» Data supplied:
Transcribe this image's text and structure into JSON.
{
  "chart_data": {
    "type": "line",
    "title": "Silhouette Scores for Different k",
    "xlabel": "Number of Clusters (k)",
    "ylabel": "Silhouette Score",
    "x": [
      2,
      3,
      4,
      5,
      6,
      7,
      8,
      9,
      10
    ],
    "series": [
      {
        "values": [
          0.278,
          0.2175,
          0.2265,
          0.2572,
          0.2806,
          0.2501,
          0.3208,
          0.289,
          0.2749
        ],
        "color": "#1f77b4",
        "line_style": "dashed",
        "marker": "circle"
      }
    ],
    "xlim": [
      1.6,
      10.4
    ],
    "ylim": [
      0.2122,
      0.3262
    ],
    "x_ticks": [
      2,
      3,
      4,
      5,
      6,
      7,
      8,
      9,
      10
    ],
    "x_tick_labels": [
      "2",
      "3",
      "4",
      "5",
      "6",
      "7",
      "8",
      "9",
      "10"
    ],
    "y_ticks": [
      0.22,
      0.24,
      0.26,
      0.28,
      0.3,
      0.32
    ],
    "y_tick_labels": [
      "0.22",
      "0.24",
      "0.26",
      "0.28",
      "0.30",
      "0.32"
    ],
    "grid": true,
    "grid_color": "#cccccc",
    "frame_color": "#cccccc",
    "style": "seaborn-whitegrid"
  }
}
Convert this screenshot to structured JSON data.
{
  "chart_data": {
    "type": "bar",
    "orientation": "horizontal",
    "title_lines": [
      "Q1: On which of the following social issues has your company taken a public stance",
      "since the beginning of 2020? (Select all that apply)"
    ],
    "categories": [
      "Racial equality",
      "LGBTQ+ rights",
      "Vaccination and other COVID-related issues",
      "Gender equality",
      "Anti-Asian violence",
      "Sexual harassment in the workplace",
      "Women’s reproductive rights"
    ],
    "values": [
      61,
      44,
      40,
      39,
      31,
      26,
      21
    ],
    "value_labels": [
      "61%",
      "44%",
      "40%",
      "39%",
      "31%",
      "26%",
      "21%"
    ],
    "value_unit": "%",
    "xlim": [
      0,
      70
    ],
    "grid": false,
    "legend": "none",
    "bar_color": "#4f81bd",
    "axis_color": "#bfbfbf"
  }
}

» Exercise brief:
Each entry above is to be quoted exactly.

» Answer to the problem:
Transcribe this image's text and structure into JSON.
{
  "chart_data": {
    "type": "line",
    "title": "Silhouette Scores for Different k",
    "xlabel": "Number of Clusters (k)",
    "ylabel": "Silhouette Score",
    "x": [
      2,
      3,
      4,
      5,
      6,
      7,
      8,
      9,
      10
    ],
    "series": [
      {
        "values": [
          0.278,
          0.2175,
          0.2265,
          0.2572,
          0.2806,
          0.2501,
          0.3208,
          0.289,
          0.2749
        ],
        "color": "#1f77b4",
        "line_style": "dashed",
        "marker": "circle"
      }
    ],
    "xlim": [
      1.6,
      10.4
    ],
    "ylim": [
      0.2122,
      0.3262
    ],
    "x_ticks": [
      2,
      3,
      4,
      5,
      6,
      7,
      8,
      9,
      10
    ],
    "x_tick_labels": [
      "2",
      "3",
      "4",
      "5",
      "6",
      "7",
      "8",
      "9",
      "10"
    ],
    "y_ticks": [
      0.22,
      0.24,
      0.26,
      0.28,
      0.3,
      0.32
    ],
    "y_tick_labels": [
      "0.22",
      "0.24",
      "0.26",
      "0.28",
      "0.30",
      "0.32"
    ],
    "grid": true,
    "grid_color": "#cccccc",
    "frame_color": "#cccccc",
    "style": "seaborn-whitegrid"
  }
}
Convert this screenshot to structured JSON data.
{
  "chart_data": {
    "type": "bar",
    "orientation": "horizontal",
    "title_lines": [
      "Q1: On which of the following social issues has your company taken a public stance",
      "since the beginning of 2020? (Select all that apply)"
    ],
    "categories": [
      "Racial equality",
      "LGBTQ+ rights",
      "Vaccination and other COVID-related issues",
      "Gender equality",
      "Anti-Asian violence",
      "Sexual harassment in the workplace",
      "Women’s reproductive rights"
    ],
    "values": [
      61,
      44,
      40,
      39,
      31,
      26,
      21
    ],
    "value_labels": [
      "61%",
      "44%",
      "40%",
      "39%",
      "31%",
      "26%",
      "21%"
    ],
    "value_unit": "%",
    "xlim": [
      0,
      70
    ],
    "grid": false,
    "legend": "none",
    "bar_color": "#4f81bd",
    "axis_color": "#bfbfbf"
  }
}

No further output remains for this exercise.